• Task instructions: Below are some entries. Work out how many of their lines hold the word "членов", and write that number alone.

• Listed records:
● ● ● ●

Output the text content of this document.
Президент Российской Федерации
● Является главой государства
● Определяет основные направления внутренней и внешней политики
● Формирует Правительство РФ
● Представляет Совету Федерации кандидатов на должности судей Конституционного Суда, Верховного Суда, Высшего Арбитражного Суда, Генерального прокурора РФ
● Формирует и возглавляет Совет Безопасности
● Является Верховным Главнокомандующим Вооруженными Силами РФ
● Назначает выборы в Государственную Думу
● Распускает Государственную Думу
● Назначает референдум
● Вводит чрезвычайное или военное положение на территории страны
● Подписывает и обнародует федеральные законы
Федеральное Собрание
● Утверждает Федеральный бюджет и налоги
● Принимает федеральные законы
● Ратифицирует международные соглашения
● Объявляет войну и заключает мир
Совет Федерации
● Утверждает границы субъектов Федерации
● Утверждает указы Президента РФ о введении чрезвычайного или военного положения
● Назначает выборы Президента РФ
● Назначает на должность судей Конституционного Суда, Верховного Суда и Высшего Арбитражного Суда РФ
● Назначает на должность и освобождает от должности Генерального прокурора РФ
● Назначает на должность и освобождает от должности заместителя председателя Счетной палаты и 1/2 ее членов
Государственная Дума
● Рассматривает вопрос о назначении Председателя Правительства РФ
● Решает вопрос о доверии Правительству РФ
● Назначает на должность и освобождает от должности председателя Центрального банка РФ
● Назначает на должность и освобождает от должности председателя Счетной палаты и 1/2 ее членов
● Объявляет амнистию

● ● ● ●

• Written response: 2